Dataset rows about figures:
## START

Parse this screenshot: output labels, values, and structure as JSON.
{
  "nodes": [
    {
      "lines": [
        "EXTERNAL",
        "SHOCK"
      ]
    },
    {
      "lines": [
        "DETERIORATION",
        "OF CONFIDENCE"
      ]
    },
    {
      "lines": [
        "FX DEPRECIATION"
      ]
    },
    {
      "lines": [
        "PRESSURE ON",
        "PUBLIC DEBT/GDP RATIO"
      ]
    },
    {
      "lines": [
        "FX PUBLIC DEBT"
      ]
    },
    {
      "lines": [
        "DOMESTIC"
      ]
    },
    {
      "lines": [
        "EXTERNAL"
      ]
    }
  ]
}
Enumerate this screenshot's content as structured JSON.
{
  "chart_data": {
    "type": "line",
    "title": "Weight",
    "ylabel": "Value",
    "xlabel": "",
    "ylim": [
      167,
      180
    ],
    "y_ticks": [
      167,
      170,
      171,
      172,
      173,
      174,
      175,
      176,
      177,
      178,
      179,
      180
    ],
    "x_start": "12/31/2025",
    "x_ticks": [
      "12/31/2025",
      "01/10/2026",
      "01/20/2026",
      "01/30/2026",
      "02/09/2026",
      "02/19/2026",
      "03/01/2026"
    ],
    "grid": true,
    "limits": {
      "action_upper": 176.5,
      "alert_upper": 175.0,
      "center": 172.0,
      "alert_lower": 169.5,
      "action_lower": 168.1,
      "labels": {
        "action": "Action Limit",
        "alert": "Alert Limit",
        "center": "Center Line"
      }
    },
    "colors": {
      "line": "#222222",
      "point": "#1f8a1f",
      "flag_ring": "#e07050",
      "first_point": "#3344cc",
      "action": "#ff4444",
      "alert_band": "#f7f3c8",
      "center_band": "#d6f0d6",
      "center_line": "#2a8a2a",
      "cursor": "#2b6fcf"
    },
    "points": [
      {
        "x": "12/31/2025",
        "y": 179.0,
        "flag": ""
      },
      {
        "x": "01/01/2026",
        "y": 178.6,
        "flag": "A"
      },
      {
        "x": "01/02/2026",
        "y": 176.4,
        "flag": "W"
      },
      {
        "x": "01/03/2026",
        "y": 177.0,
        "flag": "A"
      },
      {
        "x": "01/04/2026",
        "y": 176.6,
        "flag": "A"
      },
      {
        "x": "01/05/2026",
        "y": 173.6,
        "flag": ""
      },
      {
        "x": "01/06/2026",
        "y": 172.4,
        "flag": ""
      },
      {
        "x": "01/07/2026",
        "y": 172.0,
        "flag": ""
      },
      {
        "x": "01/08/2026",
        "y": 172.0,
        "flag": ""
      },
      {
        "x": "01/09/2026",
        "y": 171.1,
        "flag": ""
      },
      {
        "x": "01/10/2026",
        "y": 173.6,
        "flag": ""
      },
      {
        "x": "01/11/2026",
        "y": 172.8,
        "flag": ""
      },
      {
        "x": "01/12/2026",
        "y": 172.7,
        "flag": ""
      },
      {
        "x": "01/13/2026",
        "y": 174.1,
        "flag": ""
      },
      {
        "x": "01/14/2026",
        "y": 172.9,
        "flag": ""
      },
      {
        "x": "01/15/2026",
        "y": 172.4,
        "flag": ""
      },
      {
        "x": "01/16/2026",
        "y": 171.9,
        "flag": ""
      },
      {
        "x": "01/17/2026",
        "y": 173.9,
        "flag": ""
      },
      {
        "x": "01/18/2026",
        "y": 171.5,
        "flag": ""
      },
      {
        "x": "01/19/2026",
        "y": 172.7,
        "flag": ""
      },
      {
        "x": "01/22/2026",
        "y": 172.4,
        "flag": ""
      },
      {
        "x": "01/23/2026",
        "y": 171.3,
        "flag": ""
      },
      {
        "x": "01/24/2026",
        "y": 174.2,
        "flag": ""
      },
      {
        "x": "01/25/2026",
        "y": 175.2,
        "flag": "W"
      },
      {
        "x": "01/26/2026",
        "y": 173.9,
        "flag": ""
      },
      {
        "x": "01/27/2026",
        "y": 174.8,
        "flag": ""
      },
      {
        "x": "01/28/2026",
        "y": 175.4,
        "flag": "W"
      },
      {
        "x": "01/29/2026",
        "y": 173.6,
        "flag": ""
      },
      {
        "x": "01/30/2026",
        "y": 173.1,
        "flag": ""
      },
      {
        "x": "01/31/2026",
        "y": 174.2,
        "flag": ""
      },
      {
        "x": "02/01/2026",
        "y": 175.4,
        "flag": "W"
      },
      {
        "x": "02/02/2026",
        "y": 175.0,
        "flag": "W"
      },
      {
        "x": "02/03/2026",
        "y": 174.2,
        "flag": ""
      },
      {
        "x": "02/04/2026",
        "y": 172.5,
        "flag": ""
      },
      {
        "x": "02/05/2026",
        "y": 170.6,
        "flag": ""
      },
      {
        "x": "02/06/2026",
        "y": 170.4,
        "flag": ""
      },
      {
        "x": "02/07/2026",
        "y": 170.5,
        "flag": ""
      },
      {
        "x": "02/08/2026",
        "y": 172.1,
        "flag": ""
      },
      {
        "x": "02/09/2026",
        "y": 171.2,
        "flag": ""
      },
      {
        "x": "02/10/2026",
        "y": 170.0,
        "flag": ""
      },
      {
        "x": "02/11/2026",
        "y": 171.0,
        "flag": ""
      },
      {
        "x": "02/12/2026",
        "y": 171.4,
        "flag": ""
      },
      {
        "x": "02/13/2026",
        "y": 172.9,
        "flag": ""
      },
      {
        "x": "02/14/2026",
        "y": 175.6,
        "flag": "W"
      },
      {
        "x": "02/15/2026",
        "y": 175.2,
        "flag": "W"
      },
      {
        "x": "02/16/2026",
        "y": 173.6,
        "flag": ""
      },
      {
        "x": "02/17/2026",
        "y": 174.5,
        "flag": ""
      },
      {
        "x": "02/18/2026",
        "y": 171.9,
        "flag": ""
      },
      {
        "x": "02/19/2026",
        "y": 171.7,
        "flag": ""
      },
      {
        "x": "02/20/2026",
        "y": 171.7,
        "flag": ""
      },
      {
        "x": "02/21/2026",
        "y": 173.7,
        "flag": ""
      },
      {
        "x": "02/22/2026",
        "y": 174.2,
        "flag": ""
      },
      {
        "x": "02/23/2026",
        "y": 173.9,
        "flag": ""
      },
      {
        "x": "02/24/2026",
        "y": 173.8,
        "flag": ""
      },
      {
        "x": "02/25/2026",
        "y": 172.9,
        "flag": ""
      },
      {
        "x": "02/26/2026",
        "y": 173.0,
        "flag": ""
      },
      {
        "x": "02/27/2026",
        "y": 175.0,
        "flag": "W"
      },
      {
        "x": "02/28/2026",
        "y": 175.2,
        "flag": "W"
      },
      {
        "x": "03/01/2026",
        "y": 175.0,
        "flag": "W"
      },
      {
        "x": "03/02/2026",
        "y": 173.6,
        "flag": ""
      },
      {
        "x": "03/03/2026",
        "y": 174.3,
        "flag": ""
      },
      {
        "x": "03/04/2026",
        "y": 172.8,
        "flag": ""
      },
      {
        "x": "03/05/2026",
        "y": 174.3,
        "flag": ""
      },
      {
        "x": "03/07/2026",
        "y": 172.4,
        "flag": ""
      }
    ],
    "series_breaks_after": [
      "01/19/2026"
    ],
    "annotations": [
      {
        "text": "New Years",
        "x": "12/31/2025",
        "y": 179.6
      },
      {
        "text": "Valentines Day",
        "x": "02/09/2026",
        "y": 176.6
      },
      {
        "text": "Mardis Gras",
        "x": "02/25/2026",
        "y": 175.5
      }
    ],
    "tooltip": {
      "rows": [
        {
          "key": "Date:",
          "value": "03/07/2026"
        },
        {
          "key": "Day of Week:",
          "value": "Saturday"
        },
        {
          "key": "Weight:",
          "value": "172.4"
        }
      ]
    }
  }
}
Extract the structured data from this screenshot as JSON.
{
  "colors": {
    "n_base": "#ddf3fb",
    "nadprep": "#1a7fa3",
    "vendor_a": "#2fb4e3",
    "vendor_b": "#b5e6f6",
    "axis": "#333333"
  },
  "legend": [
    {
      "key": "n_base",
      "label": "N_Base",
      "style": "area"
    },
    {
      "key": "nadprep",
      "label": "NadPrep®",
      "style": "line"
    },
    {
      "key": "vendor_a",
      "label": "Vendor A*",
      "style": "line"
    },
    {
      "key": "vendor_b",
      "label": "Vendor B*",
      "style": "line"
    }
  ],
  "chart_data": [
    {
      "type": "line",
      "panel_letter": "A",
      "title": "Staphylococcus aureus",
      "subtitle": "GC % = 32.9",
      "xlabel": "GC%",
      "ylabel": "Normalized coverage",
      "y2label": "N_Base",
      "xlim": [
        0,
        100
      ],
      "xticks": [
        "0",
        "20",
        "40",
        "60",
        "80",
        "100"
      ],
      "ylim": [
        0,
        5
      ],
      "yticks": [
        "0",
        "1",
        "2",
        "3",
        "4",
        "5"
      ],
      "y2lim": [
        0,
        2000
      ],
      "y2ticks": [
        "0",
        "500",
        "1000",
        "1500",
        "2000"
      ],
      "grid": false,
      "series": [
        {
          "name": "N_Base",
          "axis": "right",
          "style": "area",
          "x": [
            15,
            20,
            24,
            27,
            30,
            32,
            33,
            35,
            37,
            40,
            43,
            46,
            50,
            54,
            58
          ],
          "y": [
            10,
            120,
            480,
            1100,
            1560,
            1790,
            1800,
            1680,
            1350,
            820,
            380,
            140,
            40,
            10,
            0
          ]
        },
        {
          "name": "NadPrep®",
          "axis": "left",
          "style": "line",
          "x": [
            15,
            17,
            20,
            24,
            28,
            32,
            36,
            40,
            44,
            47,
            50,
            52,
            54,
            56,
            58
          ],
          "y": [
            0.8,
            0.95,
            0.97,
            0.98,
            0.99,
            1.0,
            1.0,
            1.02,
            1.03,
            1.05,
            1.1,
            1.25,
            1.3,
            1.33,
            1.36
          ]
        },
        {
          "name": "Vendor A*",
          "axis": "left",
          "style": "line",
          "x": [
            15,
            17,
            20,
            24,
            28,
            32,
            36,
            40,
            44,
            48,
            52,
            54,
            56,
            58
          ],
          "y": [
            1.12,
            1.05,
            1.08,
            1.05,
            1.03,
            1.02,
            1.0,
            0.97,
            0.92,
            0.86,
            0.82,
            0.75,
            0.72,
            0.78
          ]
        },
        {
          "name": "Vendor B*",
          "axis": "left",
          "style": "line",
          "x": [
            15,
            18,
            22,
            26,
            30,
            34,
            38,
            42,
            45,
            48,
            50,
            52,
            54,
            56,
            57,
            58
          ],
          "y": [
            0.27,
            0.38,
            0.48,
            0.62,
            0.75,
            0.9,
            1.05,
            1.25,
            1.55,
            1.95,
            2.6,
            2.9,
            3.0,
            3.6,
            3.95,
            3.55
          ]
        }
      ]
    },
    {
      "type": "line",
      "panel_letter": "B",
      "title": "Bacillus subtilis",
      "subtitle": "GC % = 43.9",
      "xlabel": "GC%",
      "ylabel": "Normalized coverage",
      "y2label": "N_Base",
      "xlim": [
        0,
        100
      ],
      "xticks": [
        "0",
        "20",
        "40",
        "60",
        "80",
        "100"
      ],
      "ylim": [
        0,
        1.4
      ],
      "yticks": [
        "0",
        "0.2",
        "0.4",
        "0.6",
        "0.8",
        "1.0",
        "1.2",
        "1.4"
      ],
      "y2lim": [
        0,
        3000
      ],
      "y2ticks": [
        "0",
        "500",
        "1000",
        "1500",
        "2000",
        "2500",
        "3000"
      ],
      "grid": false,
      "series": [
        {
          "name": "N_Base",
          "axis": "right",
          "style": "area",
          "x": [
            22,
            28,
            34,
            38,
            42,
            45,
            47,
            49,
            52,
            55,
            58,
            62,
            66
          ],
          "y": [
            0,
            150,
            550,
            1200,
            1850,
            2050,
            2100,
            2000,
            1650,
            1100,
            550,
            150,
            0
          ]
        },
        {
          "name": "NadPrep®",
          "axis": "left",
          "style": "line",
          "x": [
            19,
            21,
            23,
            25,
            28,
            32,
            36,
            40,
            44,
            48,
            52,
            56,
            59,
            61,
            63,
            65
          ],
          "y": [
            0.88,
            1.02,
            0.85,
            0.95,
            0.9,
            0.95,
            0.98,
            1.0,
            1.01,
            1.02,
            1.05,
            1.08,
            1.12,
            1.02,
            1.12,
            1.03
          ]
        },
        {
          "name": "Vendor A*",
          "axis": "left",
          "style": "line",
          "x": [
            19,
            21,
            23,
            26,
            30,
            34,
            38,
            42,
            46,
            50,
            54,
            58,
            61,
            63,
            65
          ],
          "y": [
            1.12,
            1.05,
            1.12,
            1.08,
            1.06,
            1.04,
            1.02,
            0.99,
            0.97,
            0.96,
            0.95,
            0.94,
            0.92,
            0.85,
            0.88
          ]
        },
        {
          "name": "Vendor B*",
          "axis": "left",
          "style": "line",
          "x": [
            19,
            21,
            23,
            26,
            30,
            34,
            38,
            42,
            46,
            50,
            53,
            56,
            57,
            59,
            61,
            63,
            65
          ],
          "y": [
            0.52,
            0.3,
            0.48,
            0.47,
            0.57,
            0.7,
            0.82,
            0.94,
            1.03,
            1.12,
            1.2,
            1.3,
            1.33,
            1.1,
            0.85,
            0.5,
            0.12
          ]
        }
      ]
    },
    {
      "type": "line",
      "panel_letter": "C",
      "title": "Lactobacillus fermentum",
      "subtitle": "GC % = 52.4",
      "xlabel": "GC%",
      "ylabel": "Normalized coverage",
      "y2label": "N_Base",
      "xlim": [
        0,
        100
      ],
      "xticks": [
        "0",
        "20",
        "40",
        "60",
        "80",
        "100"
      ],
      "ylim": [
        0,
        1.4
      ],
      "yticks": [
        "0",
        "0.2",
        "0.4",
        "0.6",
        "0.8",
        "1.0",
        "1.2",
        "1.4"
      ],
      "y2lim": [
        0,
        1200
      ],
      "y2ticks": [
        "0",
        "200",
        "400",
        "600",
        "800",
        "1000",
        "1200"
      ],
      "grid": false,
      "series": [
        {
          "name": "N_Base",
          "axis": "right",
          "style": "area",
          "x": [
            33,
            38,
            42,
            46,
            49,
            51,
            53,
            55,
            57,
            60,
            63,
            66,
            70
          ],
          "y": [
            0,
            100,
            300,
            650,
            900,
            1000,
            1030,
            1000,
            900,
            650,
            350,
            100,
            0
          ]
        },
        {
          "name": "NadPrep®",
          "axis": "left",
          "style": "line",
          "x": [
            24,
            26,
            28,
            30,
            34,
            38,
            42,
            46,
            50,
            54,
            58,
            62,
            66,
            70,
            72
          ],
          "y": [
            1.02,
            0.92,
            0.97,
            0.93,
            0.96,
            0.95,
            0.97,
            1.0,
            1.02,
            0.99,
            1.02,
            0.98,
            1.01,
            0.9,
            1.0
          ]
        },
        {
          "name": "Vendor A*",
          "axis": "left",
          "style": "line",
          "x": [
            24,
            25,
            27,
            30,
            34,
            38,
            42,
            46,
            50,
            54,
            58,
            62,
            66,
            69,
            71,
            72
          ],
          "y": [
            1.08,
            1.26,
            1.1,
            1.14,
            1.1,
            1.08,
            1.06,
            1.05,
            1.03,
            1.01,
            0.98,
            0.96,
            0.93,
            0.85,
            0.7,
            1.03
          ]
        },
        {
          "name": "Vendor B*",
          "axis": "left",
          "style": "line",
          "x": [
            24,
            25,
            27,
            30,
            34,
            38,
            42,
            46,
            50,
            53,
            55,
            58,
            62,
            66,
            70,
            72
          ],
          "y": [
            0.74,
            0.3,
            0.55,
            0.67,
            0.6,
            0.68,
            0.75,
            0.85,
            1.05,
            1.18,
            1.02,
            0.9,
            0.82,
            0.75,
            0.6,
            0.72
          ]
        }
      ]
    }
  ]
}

## END

EXERCISE TASK: Using the material above, state how many lines include the string "DEBT". Answer with a single number.

SOLUTION TO THE PROBLEM: 2